▸ INSTRUCTIONS FOR THE TASK: Find every line in the records below that holds the word "this", and copy it out.
◇ ◇ ◇ ◇ ◇ ◇ ◇
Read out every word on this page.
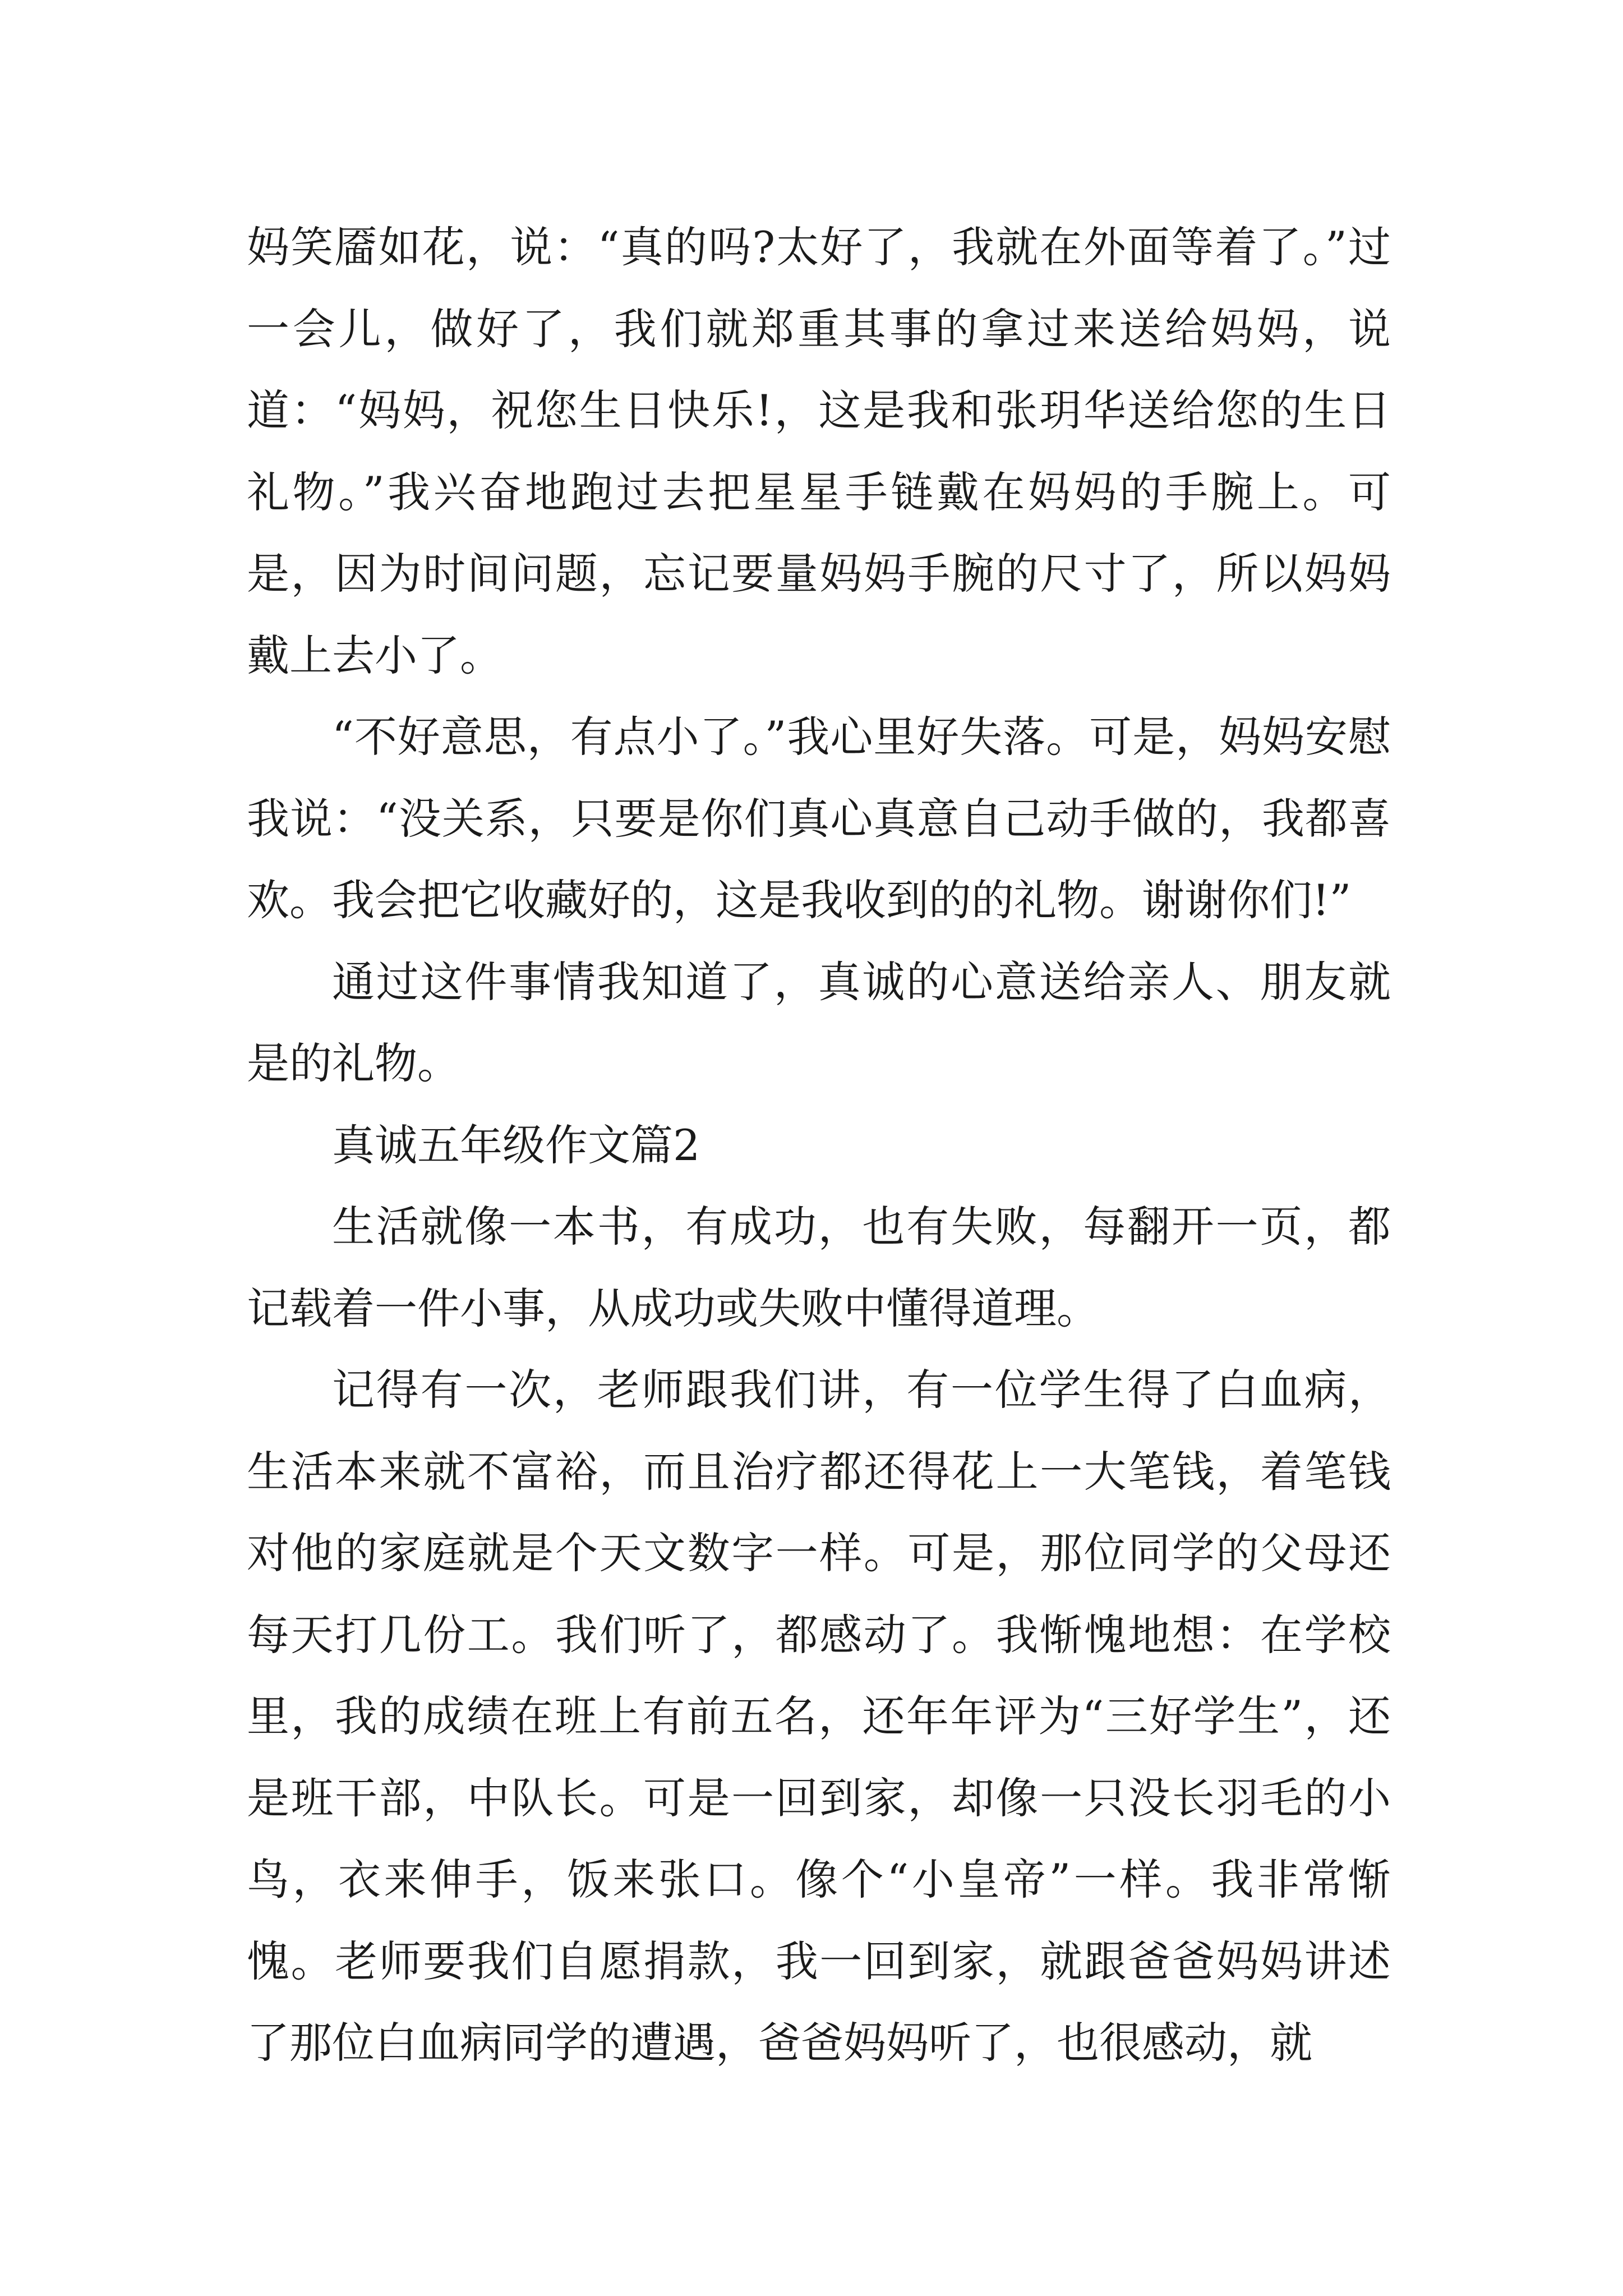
妈笑靥如花，说：“真的吗?太好了，我就在外面等着了。”过一会儿，做好了，我们就郑重其事的拿过来送给妈妈，说道：“妈妈，祝您生日快乐!，这是我和张玥华送给您的生日礼物。”我兴奋地跑过去把星星手链戴在妈妈的手腕上。可是，因为时间问题，忘记要量妈妈手腕的尺寸了，所以妈妈戴上去小了。

“不好意思，有点小了。”我心里好失落。可是，妈妈安慰我说：“没关系，只要是你们真心真意自己动手做的，我都喜欢。我会把它收藏好的，这是我收到的的礼物。谢谢你们!”

通过这件事情我知道了，真诚的心意送给亲人、朋友就是的礼物。

真诚五年级作文篇2

生活就像一本书，有成功，也有失败，每翻开一页，都记载着一件小事，从成功或失败中懂得道理。

记得有一次，老师跟我们讲，有一位学生得了白血病，生活本来就不富裕，而且治疗都还得花上一大笔钱，着笔钱对他的家庭就是个天文数字一样。可是，那位同学的父母还每天打几份工。我们听了，都感动了。我惭愧地想：在学校里，我的成绩在班上有前五名，还年年评为“三好学生”，还是班干部，中队长。可是一回到家，却像一只没长羽毛的小鸟，衣来伸手，饭来张口。像个“小皇帝”一样。我非常惭愧。老师要我们自愿捐款，我一回到家，就跟爸爸妈妈讲述了那位白血病同学的遭遇，爸爸妈妈听了，也很感动，就
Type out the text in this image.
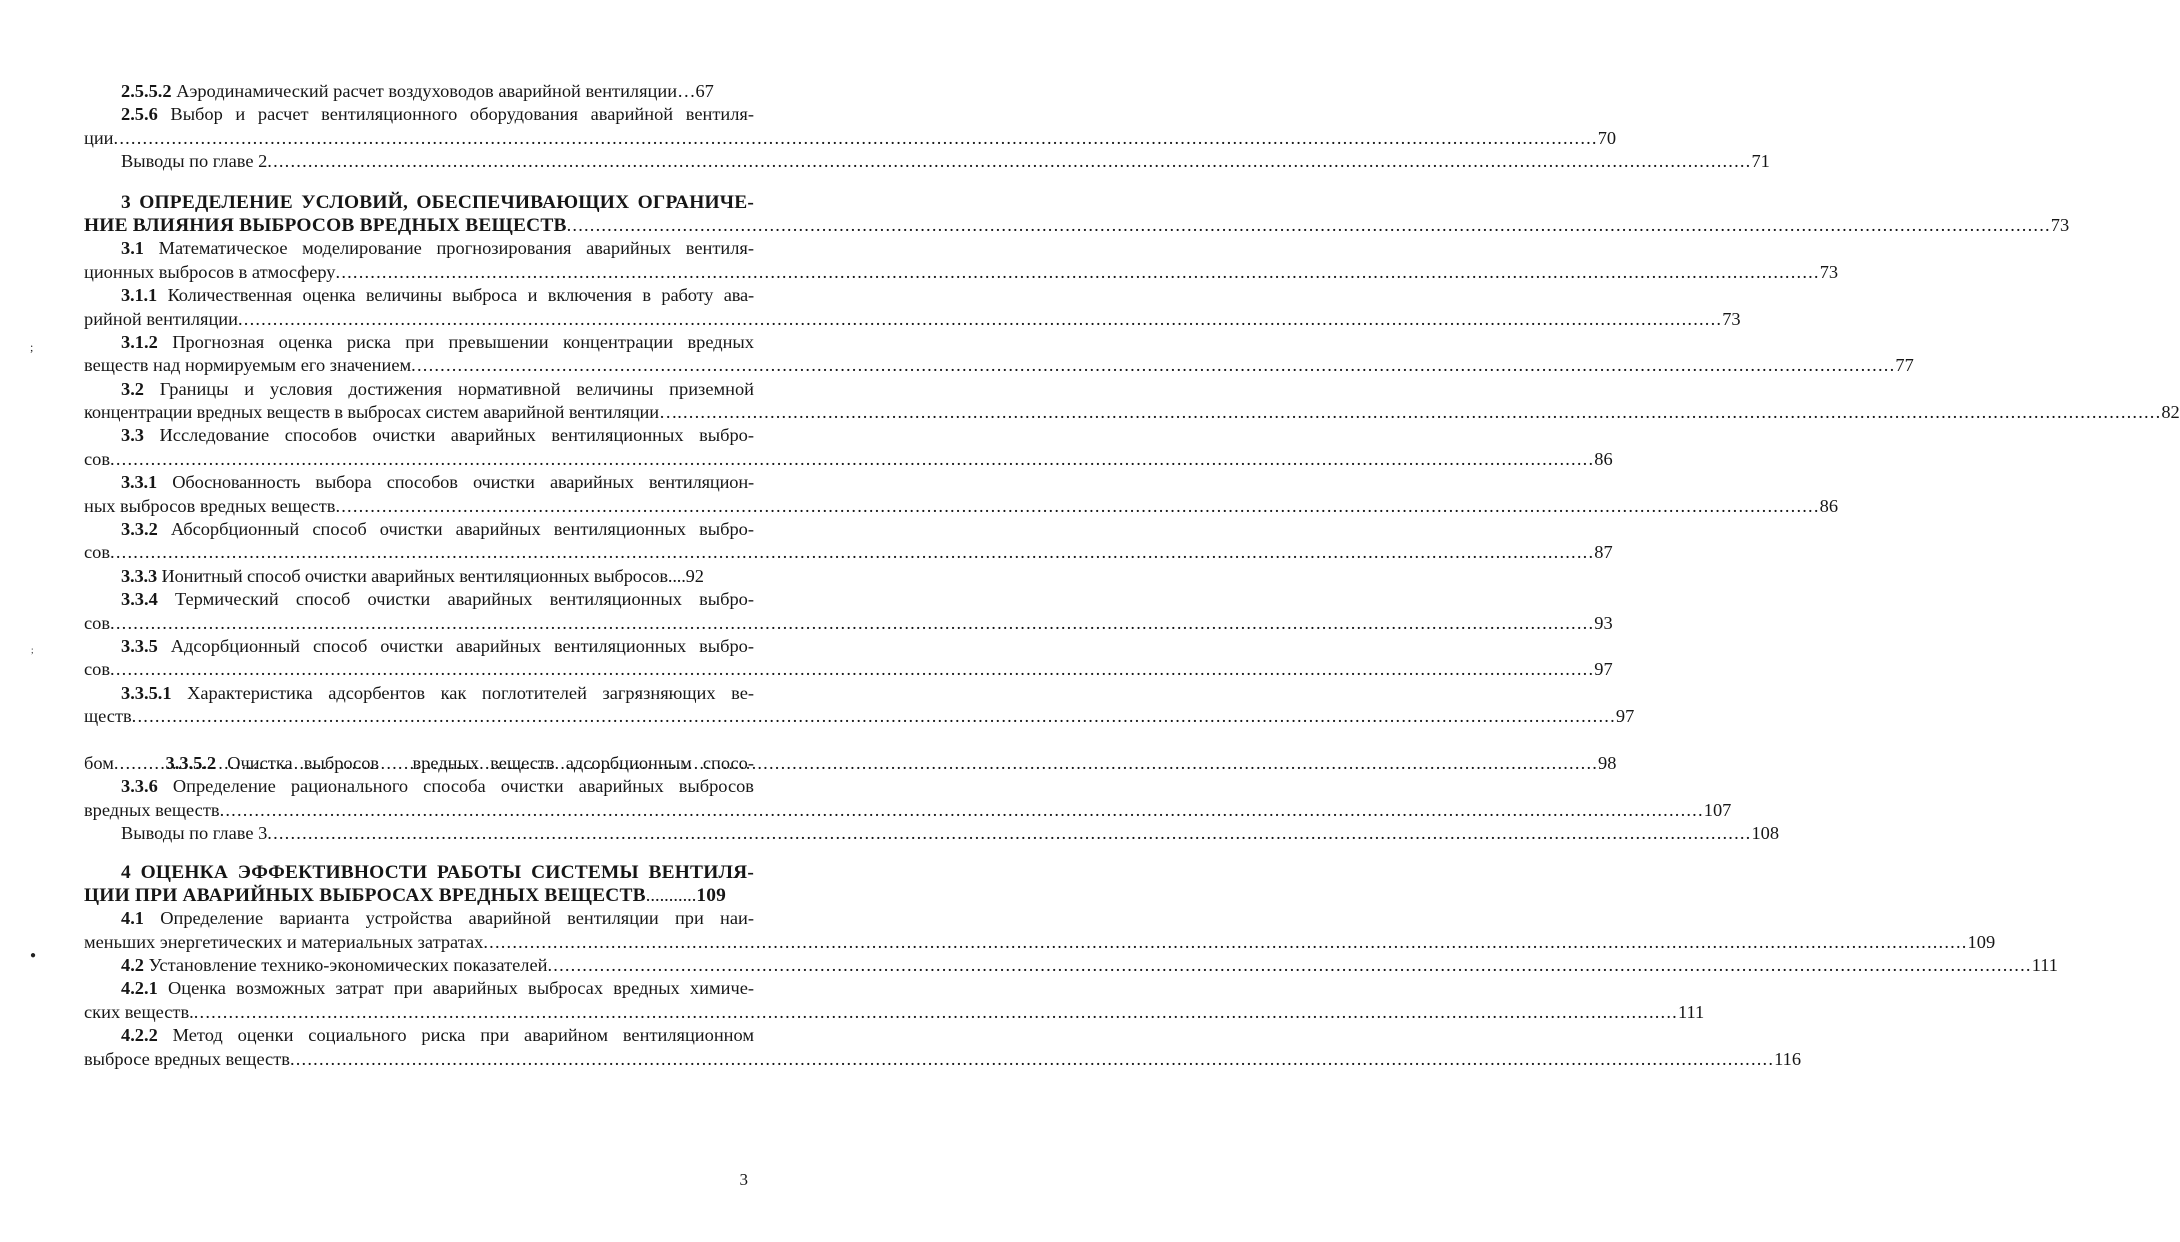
2.5.5.2 Аэродинамический расчет воздуховодов аварийной вентиляции… 67
2.5.6 Выбор и расчет вентиляционного оборудования аварийной вентиля-
ции .....	70
Выводы по главе 2 .....	71
3 ОПРЕДЕЛЕНИЕ УСЛОВИЙ, ОБЕСПЕЧИВАЮЩИХ ОГРАНИЧЕ-
НИЕ ВЛИЯНИЯ ВЫБРОСОВ ВРЕДНЫХ ВЕЩЕСТВ .....	73
3.1 Математическое моделирование прогнозирования аварийных вентиля-
ционных выбросов в атмосферу .....	73
3.1.1 Количественная оценка величины выброса и включения в работу ава-
рийной вентиляции .....	73
3.1.2 Прогнозная оценка риска при превышении концентрации вредных
веществ над нормируемым его значением .....	77
3.2 Границы и условия достижения нормативной величины приземной
концентрации вредных веществ в выбросах систем аварийной вентиляции … .....	82
3.3 Исследование способов очистки аварийных вентиляционных выбро-
сов .....	86
3.3.1 Обоснованность выбора способов очистки аварийных вентиляцион-
ных выбросов вредных веществ .....	86
3.3.2 Абсорбционный способ очистки аварийных вентиляционных выбро-
сов .....	87
3.3.3 Ионитный способ очистки аварийных вентиляционных выбросов.... 92
3.3.4 Термический способ очистки аварийных вентиляционных выбро-
сов .....	93
3.3.5 Адсорбционный способ очистки аварийных вентиляционных выбро-
сов .....	97
3.3.5.1 Характеристика адсорбентов как поглотителей загрязняющих ве-
ществ .....	97

3.3.5.2 Очистка выбросов   вредных веществ адсорбционным спосо-

бом .....	98
3.3.6 Определение рационального способа очистки аварийных выбросов
вредных веществ .....	107
Выводы по главе 3 .....	108
4 ОЦЕНКА ЭФФЕКТИВНОСТИ РАБОТЫ СИСТЕМЫ ВЕНТИЛЯ-
ЦИИ ПРИ АВАРИЙНЫХ ВЫБРОСАХ ВРЕДНЫХ ВЕЩЕСТВ ........... 109
4.1 Определение варианта устройства аварийной вентиляции при наи-
меньших энергетических и материальных затратах .....	109
4.2 Установление технико-экономических показателей .....	111
4.2.1 Оценка возможных затрат при аварийных выбросах вредных химиче-
ских веществ. .....	111
4.2.2 Метод оценки социального риска при аварийном вентиляционном
выбросе вредных веществ .....	116
;
;
●
3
◇ ◇ ◇ ◇ ◇ ◇ ◇
▸ FINISHED EXERCISE:
Read out every word on this page.
Type out the text in this image.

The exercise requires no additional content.